TASK OBJECTIVE:
Transcribe the material word for word, from its first line down to the line containing "x-tick-label: 18:20 — [901, 696, 920, 739]", including both ends.

- - -

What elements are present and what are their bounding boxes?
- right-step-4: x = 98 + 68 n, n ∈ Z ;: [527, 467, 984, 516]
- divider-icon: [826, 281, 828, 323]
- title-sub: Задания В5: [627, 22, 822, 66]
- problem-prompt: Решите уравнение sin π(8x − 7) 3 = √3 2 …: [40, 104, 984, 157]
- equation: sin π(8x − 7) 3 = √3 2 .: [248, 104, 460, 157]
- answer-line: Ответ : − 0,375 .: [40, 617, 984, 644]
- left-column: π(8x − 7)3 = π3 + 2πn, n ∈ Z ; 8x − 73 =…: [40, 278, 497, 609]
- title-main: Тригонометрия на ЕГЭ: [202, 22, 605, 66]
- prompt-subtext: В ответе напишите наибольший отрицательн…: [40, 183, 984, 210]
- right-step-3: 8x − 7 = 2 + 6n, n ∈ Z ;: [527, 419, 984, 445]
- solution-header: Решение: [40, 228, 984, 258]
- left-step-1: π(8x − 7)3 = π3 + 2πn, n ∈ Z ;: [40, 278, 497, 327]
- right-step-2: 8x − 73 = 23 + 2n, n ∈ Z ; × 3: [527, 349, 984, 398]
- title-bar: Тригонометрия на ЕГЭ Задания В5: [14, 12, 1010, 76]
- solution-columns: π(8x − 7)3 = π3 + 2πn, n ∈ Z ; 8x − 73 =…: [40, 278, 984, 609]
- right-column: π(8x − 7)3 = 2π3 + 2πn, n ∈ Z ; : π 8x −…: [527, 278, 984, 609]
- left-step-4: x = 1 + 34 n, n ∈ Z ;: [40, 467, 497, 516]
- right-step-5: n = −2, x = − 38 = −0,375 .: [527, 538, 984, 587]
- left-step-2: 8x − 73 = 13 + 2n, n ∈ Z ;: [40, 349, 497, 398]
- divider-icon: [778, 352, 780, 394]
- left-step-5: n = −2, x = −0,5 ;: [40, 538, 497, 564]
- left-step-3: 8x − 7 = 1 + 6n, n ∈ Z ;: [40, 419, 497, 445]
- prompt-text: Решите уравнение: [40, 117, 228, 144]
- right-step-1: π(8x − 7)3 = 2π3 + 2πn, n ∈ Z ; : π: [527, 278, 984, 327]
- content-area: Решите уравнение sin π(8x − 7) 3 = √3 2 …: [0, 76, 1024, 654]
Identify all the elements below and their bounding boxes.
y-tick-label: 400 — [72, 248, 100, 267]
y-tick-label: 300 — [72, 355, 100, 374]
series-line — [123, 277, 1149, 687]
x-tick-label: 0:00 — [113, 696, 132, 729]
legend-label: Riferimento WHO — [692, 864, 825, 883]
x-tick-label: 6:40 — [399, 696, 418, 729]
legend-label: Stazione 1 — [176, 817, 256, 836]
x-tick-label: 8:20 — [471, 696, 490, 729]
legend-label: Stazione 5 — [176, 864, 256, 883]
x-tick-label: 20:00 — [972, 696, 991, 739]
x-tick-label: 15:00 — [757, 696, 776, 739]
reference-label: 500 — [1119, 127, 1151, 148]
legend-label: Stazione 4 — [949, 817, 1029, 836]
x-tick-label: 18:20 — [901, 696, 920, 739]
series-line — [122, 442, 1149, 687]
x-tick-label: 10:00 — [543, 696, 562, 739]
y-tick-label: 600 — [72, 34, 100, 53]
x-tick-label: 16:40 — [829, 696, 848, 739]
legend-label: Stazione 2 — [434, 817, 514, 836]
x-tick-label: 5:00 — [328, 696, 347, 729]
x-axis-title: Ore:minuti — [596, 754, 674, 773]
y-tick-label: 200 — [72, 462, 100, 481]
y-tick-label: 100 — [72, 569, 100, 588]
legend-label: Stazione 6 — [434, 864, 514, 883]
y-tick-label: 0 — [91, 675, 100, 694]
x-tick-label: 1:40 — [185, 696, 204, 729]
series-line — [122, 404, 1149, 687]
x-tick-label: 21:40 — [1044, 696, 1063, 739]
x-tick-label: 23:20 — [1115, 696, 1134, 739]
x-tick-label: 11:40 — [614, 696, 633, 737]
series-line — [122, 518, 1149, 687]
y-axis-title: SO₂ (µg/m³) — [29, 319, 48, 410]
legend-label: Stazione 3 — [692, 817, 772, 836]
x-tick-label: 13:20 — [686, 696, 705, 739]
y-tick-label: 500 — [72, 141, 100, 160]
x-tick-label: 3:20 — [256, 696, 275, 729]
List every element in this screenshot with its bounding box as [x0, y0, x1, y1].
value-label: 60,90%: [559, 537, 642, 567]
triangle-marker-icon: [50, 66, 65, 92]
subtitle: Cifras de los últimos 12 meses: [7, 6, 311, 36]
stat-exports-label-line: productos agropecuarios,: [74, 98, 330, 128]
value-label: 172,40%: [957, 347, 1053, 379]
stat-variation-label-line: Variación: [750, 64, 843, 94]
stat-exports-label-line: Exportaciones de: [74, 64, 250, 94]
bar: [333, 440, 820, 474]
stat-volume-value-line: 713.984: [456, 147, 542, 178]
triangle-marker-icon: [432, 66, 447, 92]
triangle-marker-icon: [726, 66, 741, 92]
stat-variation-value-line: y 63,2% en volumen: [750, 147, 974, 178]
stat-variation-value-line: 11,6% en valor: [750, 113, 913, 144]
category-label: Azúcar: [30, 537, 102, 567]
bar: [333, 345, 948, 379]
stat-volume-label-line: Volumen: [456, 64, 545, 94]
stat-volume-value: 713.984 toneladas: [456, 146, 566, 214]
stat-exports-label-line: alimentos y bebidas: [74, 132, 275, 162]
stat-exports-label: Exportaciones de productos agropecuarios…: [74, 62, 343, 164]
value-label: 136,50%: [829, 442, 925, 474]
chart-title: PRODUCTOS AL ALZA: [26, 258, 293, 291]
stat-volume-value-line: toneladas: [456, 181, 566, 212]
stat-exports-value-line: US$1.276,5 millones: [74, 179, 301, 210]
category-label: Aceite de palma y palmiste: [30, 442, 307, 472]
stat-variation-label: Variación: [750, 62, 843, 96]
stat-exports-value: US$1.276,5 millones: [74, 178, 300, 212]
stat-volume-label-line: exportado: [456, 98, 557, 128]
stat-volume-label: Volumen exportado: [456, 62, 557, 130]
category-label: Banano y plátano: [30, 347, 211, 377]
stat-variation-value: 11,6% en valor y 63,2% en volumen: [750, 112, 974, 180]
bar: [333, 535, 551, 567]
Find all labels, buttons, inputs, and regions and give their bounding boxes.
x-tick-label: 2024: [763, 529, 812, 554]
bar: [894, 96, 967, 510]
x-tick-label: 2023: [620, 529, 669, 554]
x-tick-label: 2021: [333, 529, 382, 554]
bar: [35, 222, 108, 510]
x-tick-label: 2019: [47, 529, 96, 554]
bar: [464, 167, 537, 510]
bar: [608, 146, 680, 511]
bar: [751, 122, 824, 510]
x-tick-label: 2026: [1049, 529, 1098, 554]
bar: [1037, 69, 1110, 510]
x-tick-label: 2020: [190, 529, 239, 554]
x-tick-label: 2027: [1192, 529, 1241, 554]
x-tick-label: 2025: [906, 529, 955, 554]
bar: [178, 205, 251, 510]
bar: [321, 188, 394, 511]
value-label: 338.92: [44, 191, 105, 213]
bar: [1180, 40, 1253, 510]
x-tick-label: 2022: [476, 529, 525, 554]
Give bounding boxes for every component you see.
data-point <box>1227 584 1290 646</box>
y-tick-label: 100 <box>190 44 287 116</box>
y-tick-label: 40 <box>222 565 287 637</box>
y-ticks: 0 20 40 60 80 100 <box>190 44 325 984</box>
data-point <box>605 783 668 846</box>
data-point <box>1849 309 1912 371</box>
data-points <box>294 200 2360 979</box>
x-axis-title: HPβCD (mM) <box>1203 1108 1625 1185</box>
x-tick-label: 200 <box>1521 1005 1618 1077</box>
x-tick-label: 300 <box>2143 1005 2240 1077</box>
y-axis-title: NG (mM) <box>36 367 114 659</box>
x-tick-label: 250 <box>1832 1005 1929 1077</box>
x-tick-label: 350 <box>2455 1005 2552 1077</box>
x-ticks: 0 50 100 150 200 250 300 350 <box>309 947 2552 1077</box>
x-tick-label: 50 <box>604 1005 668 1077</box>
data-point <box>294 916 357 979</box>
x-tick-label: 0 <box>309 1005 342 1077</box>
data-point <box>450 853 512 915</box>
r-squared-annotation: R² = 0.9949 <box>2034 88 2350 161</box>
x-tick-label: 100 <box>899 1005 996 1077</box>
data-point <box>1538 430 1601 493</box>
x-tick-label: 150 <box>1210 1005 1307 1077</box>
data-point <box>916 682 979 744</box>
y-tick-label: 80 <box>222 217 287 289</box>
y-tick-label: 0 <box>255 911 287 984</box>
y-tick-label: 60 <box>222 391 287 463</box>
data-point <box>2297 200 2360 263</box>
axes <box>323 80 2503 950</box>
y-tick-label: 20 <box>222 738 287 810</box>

- - -

COMPLETE ANSWER:
What elements are present and what are their bounding boxes?
- right-step-4: x = 98 + 68 n, n ∈ Z ;: [527, 467, 984, 516]
- divider-icon: [826, 281, 828, 323]
- title-sub: Задания В5: [627, 22, 822, 66]
- problem-prompt: Решите уравнение sin π(8x − 7) 3 = √3 2 …: [40, 104, 984, 157]
- equation: sin π(8x − 7) 3 = √3 2 .: [248, 104, 460, 157]
- answer-line: Ответ : − 0,375 .: [40, 617, 984, 644]
- left-column: π(8x − 7)3 = π3 + 2πn, n ∈ Z ; 8x − 73 =…: [40, 278, 497, 609]
- title-main: Тригонометрия на ЕГЭ: [202, 22, 605, 66]
- prompt-subtext: В ответе напишите наибольший отрицательн…: [40, 183, 984, 210]
- right-step-3: 8x − 7 = 2 + 6n, n ∈ Z ;: [527, 419, 984, 445]
- solution-header: Решение: [40, 228, 984, 258]
- left-step-1: π(8x − 7)3 = π3 + 2πn, n ∈ Z ;: [40, 278, 497, 327]
- right-step-2: 8x − 73 = 23 + 2n, n ∈ Z ; × 3: [527, 349, 984, 398]
- title-bar: Тригонометрия на ЕГЭ Задания В5: [14, 12, 1010, 76]
- solution-columns: π(8x − 7)3 = π3 + 2πn, n ∈ Z ; 8x − 73 =…: [40, 278, 984, 609]
- right-column: π(8x − 7)3 = 2π3 + 2πn, n ∈ Z ; : π 8x −…: [527, 278, 984, 609]
- left-step-4: x = 1 + 34 n, n ∈ Z ;: [40, 467, 497, 516]
- right-step-5: n = −2, x = − 38 = −0,375 .: [527, 538, 984, 587]
- left-step-2: 8x − 73 = 13 + 2n, n ∈ Z ;: [40, 349, 497, 398]
- divider-icon: [778, 352, 780, 394]
- left-step-5: n = −2, x = −0,5 ;: [40, 538, 497, 564]
- left-step-3: 8x − 7 = 1 + 6n, n ∈ Z ;: [40, 419, 497, 445]
- prompt-text: Решите уравнение: [40, 117, 228, 144]
- right-step-1: π(8x − 7)3 = 2π3 + 2πn, n ∈ Z ; : π: [527, 278, 984, 327]
- content-area: Решите уравнение sin π(8x − 7) 3 = √3 2 …: [0, 76, 1024, 654]
Identify all the elements below and their bounding boxes.
y-tick-label: 400 — [72, 248, 100, 267]
y-tick-label: 300 — [72, 355, 100, 374]
series-line — [123, 277, 1149, 687]
x-tick-label: 0:00 — [113, 696, 132, 729]
legend-label: Riferimento WHO — [692, 864, 825, 883]
x-tick-label: 6:40 — [399, 696, 418, 729]
legend-label: Stazione 1 — [176, 817, 256, 836]
x-tick-label: 8:20 — [471, 696, 490, 729]
legend-label: Stazione 5 — [176, 864, 256, 883]
x-tick-label: 20:00 — [972, 696, 991, 739]
x-tick-label: 15:00 — [757, 696, 776, 739]
reference-label: 500 — [1119, 127, 1151, 148]
legend-label: Stazione 4 — [949, 817, 1029, 836]
x-tick-label: 18:20 — [901, 696, 920, 739]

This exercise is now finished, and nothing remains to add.